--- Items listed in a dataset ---

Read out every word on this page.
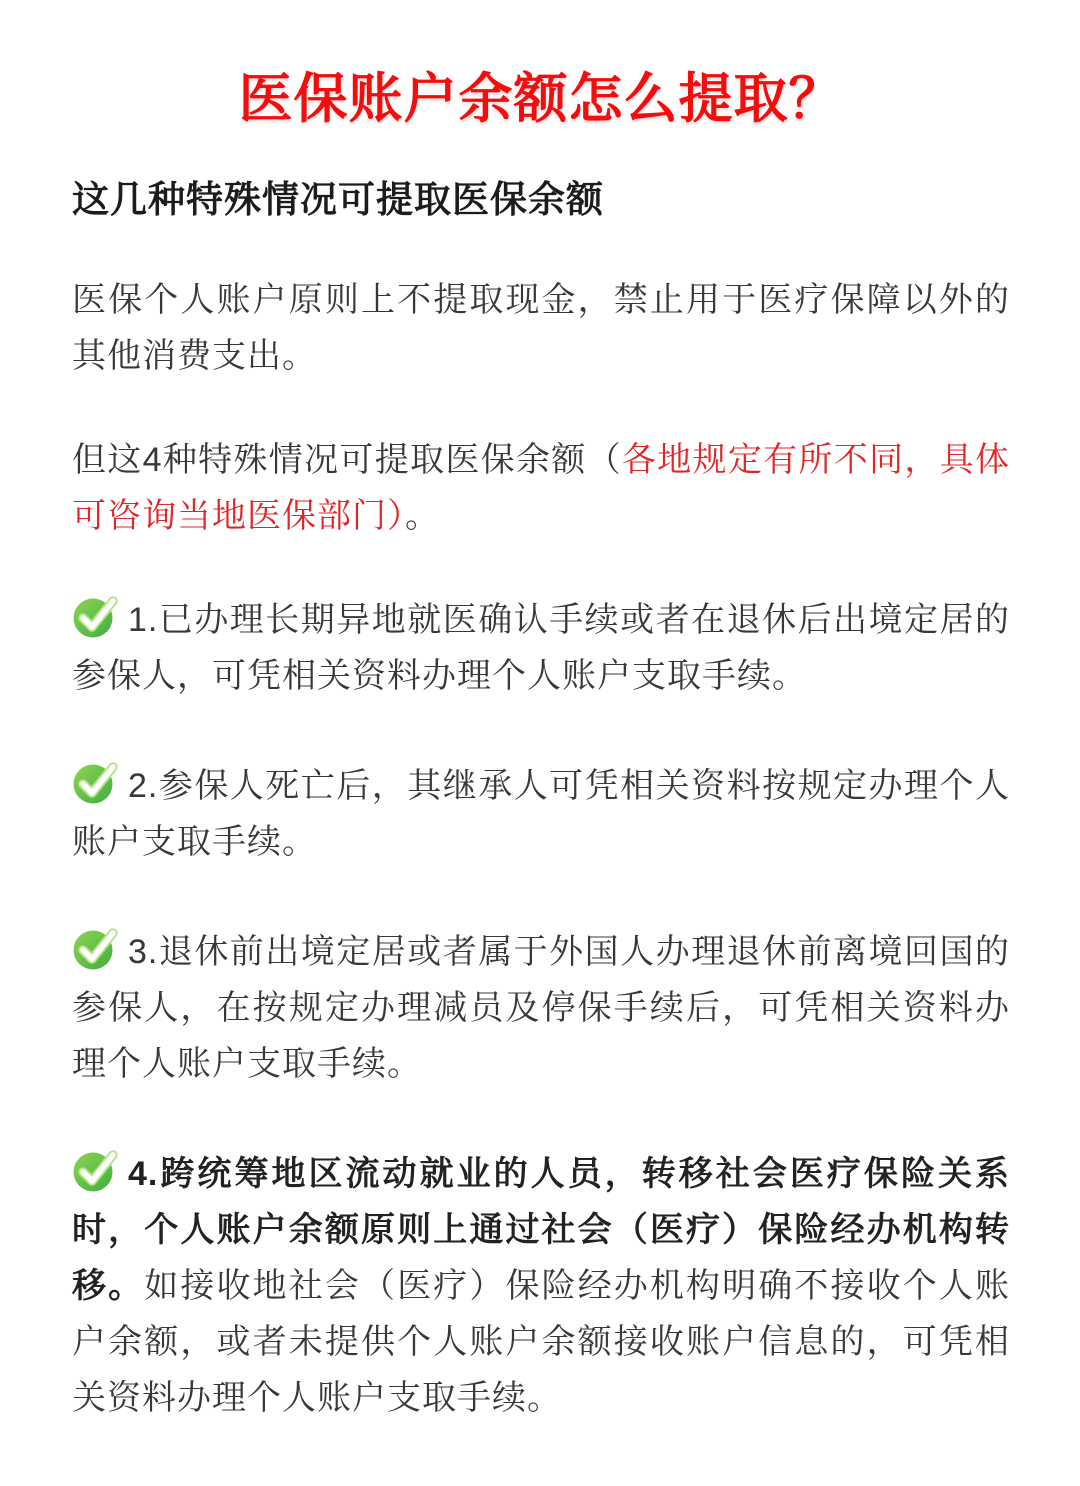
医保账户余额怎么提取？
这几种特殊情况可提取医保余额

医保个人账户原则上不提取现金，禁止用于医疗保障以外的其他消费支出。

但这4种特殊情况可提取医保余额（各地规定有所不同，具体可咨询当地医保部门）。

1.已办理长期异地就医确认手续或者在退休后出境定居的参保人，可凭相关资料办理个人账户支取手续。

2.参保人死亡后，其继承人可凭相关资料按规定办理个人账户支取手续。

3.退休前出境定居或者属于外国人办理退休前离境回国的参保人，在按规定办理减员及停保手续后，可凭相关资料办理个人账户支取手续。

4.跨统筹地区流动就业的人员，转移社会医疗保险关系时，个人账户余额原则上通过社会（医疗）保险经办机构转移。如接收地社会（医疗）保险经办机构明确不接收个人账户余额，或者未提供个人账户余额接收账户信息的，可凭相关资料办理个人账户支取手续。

--- The task ---
Leave the pictures out and copy the rest of the data exactly.

--- Solution below ---
Read out every word on this page.
医保账户余额怎么提取？
这几种特殊情况可提取医保余额

医保个人账户原则上不提取现金，禁止用于医疗保障以外的其他消费支出。

但这4种特殊情况可提取医保余额（各地规定有所不同，具体可咨询当地医保部门）。

1.已办理长期异地就医确认手续或者在退休后出境定居的参保人，可凭相关资料办理个人账户支取手续。

2.参保人死亡后，其继承人可凭相关资料按规定办理个人账户支取手续。

3.退休前出境定居或者属于外国人办理退休前离境回国的参保人，在按规定办理减员及停保手续后，可凭相关资料办理个人账户支取手续。

4.跨统筹地区流动就业的人员，转移社会医疗保险关系时，个人账户余额原则上通过社会（医疗）保险经办机构转移。如接收地社会（医疗）保险经办机构明确不接收个人账户余额，或者未提供个人账户余额接收账户信息的，可凭相关资料办理个人账户支取手续。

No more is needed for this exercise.